REQUIRED WORK: Reproduce the data in its entirety, exactly as supplied.

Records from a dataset
——————

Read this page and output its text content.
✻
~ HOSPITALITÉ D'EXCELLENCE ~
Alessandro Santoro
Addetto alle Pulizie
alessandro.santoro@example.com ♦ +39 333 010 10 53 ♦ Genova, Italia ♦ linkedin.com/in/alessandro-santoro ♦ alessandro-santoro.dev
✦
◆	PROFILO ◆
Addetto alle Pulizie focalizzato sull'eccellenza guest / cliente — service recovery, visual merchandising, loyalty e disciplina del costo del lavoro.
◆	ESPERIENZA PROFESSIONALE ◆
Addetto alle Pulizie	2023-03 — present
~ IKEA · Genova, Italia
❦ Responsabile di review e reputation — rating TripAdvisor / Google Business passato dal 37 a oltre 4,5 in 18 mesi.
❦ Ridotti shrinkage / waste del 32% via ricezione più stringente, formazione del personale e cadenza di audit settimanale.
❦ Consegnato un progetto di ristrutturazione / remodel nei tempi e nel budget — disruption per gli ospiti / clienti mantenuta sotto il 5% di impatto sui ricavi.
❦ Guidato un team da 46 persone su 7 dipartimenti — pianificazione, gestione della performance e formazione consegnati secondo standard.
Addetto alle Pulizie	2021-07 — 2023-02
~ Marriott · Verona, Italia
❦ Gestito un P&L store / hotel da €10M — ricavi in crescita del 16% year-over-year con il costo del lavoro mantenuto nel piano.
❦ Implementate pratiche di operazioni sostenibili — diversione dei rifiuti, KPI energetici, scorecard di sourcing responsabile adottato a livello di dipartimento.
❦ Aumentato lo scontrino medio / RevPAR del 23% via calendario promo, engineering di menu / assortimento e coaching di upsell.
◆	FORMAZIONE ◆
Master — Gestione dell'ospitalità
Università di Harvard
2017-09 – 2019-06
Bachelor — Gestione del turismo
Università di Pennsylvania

——————

FINAL RESULT:
Read this page and output its text content.
✻
~ HOSPITALITÉ D'EXCELLENCE ~
Alessandro Santoro
Addetto alle Pulizie
alessandro.santoro@example.com ♦ +39 333 010 10 53 ♦ Genova, Italia ♦ linkedin.com/in/alessandro-santoro ♦ alessandro-santoro.dev
✦
◆	PROFILO ◆
Addetto alle Pulizie focalizzato sull'eccellenza guest / cliente — service recovery, visual merchandising, loyalty e disciplina del costo del lavoro.
◆	ESPERIENZA PROFESSIONALE ◆
Addetto alle Pulizie	2023-03 — present
~ IKEA · Genova, Italia
❦ Responsabile di review e reputation — rating TripAdvisor / Google Business passato dal 37 a oltre 4,5 in 18 mesi.
❦ Ridotti shrinkage / waste del 32% via ricezione più stringente, formazione del personale e cadenza di audit settimanale.
❦ Consegnato un progetto di ristrutturazione / remodel nei tempi e nel budget — disruption per gli ospiti / clienti mantenuta sotto il 5% di impatto sui ricavi.
❦ Guidato un team da 46 persone su 7 dipartimenti — pianificazione, gestione della performance e formazione consegnati secondo standard.
Addetto alle Pulizie	2021-07 — 2023-02
~ Marriott · Verona, Italia
❦ Gestito un P&L store / hotel da €10M — ricavi in crescita del 16% year-over-year con il costo del lavoro mantenuto nel piano.
❦ Implementate pratiche di operazioni sostenibili — diversione dei rifiuti, KPI energetici, scorecard di sourcing responsabile adottato a livello di dipartimento.
❦ Aumentato lo scontrino medio / RevPAR del 23% via calendario promo, engineering di menu / assortimento e coaching di upsell.
◆	FORMAZIONE ◆
Master — Gestione dell'ospitalità
Università di Harvard
2017-09 – 2019-06
Bachelor — Gestione del turismo
Università di Pennsylvania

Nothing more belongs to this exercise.